WHAT THE EXERCISE ASKS
Collect all lines containing the word "growth" from the data.

[START OF EXCERPTED RECORDS]

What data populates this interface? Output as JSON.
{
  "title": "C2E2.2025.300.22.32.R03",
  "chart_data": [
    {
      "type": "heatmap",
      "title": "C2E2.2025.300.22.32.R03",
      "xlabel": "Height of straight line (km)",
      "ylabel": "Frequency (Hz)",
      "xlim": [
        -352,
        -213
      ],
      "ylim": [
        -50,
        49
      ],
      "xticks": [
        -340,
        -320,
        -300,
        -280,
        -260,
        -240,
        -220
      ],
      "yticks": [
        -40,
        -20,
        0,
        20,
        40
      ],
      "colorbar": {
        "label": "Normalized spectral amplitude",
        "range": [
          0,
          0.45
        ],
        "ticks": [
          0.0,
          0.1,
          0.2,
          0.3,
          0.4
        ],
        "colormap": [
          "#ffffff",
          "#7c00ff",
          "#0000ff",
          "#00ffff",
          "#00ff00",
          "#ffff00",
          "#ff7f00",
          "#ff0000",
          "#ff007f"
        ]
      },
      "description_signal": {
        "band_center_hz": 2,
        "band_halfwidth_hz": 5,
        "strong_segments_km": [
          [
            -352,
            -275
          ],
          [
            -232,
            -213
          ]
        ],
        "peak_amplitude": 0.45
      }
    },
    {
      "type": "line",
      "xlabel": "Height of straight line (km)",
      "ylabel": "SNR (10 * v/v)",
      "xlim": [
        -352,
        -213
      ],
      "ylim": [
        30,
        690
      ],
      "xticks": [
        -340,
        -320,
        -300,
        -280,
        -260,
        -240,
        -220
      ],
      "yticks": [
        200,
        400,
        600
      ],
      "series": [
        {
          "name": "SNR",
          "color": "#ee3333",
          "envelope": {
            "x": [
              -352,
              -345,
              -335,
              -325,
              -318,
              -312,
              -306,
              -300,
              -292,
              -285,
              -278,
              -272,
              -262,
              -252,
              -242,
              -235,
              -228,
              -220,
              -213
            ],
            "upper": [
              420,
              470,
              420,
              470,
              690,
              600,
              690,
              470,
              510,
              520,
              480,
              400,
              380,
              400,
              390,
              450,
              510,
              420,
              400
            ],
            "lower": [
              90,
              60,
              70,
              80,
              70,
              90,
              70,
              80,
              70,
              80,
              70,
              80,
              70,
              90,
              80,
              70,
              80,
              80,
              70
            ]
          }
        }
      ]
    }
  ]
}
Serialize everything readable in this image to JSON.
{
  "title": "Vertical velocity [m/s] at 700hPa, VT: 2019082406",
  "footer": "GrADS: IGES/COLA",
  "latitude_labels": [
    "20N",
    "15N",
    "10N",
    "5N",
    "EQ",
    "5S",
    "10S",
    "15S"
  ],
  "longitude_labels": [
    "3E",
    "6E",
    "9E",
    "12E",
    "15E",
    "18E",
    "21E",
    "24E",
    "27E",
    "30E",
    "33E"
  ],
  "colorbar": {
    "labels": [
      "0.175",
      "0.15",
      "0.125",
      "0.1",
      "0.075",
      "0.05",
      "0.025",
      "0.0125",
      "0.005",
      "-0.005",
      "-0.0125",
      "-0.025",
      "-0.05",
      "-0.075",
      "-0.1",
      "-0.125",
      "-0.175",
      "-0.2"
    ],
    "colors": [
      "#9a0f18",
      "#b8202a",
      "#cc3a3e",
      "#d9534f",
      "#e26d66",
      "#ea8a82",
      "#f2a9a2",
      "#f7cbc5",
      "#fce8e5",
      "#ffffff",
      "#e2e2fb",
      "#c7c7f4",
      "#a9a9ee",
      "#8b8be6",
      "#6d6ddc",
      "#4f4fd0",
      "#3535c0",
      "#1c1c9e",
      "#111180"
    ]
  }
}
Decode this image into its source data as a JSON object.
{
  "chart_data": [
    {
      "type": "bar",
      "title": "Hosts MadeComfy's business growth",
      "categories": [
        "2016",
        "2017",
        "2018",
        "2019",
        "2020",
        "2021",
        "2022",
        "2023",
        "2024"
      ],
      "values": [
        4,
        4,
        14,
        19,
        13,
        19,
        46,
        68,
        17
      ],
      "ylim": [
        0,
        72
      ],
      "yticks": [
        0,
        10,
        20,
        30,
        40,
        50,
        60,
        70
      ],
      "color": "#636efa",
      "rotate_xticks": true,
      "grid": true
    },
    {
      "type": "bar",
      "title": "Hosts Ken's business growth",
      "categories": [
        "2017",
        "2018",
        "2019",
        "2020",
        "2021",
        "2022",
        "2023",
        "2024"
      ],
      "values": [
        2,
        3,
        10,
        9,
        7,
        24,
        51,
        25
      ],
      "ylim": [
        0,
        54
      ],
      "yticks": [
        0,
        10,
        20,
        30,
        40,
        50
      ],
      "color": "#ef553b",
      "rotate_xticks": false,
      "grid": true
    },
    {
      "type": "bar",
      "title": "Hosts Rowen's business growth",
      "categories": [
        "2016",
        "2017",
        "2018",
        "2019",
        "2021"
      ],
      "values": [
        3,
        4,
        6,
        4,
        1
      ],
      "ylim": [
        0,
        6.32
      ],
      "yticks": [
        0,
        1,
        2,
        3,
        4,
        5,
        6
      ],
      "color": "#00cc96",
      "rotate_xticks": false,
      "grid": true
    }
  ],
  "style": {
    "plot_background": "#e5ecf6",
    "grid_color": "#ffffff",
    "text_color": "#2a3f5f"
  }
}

[END OF EXCERPTED RECORDS]

REPLY TO THE EXERCISE
      "title": "Hosts MadeComfy's business growth",
      "title": "Hosts Ken's business growth",
      "title": "Hosts Rowen's business growth",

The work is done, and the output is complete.